▸ **Directions**:
In the entries below, find every line with "color" and copy it.

▸ **Given records**:
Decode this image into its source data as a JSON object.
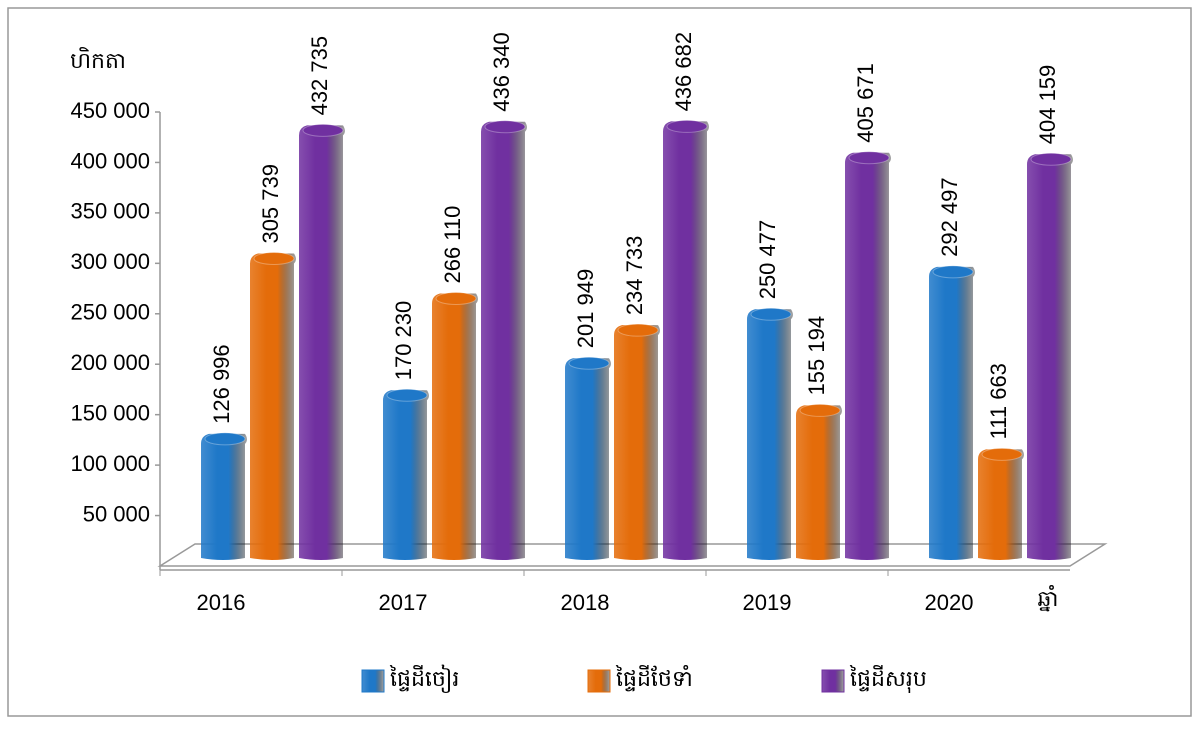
{
  "chart_data": {
    "type": "bar",
    "y_label": "ហិកតា",
    "x_label": "ឆ្នាំ",
    "categories": [
      "2016",
      "2017",
      "2018",
      "2019",
      "2020"
    ],
    "series": [
      {
        "name": "ផ្ទៃដីចៀរ",
        "color": "#1f78c8",
        "values": [
          126996,
          170230,
          201949,
          250477,
          292497
        ],
        "value_labels": [
          "126 996",
          "170 230",
          "201 949",
          "250 477",
          "292 497"
        ]
      },
      {
        "name": "ផ្ទៃដីថែទាំ",
        "color": "#e46c0a",
        "values": [
          305739,
          266110,
          234733,
          155194,
          111663
        ],
        "value_labels": [
          "305 739",
          "266 110",
          "234 733",
          "155 194",
          "111 663"
        ]
      },
      {
        "name": "ផ្ទៃដីសរុប",
        "color": "#7030a0",
        "values": [
          432735,
          436340,
          436682,
          405671,
          404159
        ],
        "value_labels": [
          "432 735",
          "436 340",
          "436 682",
          "405 671",
          "404 159"
        ]
      }
    ],
    "ylim": [
      0,
      450000
    ],
    "yticks": [
      {
        "value": 50000,
        "label": "50 000"
      },
      {
        "value": 100000,
        "label": "100 000"
      },
      {
        "value": 150000,
        "label": "150 000"
      },
      {
        "value": 200000,
        "label": "200 000"
      },
      {
        "value": 250000,
        "label": "250 000"
      },
      {
        "value": 300000,
        "label": "300 000"
      },
      {
        "value": 350000,
        "label": "350 000"
      },
      {
        "value": 400000,
        "label": "400 000"
      },
      {
        "value": 450000,
        "label": "450 000"
      }
    ],
    "grid": false,
    "legend": "bottom"
  }
}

▸ **Task response**:
        "color": "#1f78c8",
        "color": "#e46c0a",
        "color": "#7030a0",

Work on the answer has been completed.